[To be done] Give the number of lines containing the word "JSON" and nothing more.

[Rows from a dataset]
------------------------------------------------

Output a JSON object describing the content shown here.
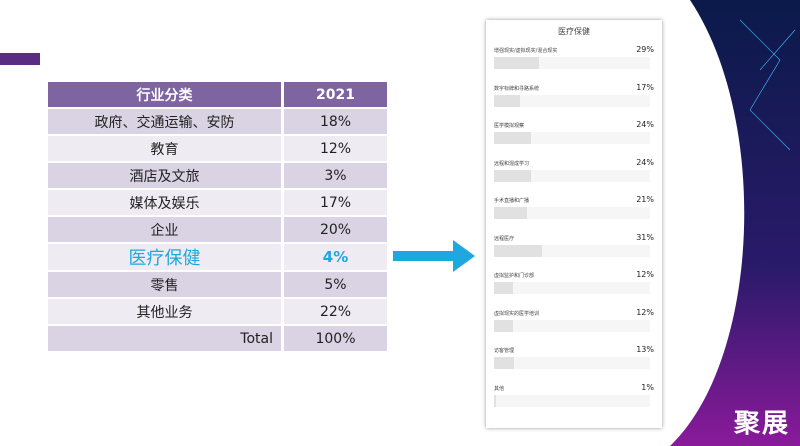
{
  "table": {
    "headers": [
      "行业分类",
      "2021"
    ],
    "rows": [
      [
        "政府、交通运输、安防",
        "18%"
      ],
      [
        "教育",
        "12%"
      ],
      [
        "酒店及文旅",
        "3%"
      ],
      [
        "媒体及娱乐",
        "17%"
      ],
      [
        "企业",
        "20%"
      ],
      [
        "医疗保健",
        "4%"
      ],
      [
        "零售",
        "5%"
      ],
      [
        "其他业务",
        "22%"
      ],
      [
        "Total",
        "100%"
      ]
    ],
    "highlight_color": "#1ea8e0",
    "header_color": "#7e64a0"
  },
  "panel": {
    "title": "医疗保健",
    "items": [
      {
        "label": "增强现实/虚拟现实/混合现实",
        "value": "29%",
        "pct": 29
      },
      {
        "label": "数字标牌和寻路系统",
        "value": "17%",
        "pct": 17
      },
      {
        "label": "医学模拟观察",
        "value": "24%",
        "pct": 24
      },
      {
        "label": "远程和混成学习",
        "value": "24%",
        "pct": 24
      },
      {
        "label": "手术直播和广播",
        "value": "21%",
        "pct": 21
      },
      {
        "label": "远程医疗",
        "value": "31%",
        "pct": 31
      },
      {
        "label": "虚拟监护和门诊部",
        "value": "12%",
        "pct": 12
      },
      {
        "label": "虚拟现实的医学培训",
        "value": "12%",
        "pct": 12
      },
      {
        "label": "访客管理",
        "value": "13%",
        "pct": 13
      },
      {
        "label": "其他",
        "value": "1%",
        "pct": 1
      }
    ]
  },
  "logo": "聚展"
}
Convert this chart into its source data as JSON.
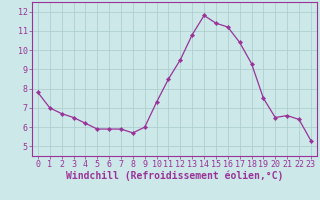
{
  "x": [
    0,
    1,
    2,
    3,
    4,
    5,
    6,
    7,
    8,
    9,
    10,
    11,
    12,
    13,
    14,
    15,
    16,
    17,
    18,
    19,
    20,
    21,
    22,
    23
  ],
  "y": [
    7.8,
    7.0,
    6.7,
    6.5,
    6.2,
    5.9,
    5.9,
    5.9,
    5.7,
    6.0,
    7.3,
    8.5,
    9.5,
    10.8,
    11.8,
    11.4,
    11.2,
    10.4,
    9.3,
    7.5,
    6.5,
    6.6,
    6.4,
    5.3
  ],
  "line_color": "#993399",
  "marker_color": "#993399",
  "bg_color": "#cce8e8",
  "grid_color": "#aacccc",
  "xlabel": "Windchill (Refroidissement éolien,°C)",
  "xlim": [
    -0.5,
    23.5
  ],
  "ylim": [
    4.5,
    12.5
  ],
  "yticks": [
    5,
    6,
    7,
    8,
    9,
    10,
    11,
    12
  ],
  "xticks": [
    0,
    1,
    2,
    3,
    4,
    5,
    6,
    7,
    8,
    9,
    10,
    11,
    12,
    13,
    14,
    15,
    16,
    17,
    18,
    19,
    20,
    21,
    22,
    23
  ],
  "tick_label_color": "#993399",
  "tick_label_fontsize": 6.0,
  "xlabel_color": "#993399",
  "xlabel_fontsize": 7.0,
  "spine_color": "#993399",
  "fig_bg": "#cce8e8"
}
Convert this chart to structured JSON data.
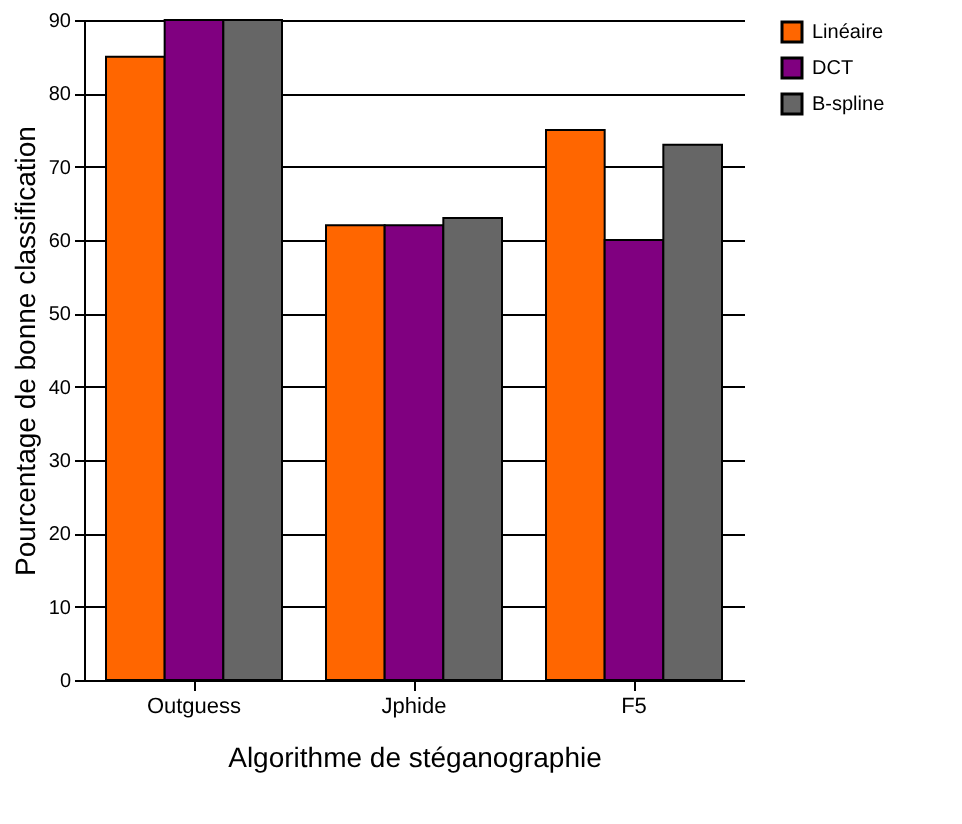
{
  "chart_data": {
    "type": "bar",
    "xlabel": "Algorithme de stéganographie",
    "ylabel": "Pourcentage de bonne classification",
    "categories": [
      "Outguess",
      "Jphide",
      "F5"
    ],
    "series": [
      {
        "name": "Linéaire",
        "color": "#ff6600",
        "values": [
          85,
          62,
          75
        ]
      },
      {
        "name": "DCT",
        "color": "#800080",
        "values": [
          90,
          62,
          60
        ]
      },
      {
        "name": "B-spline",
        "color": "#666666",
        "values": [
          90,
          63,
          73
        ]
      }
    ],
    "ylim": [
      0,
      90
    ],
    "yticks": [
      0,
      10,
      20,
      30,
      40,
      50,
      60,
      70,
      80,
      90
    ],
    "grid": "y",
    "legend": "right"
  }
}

------------------------------------------------

[Answer for the task] 3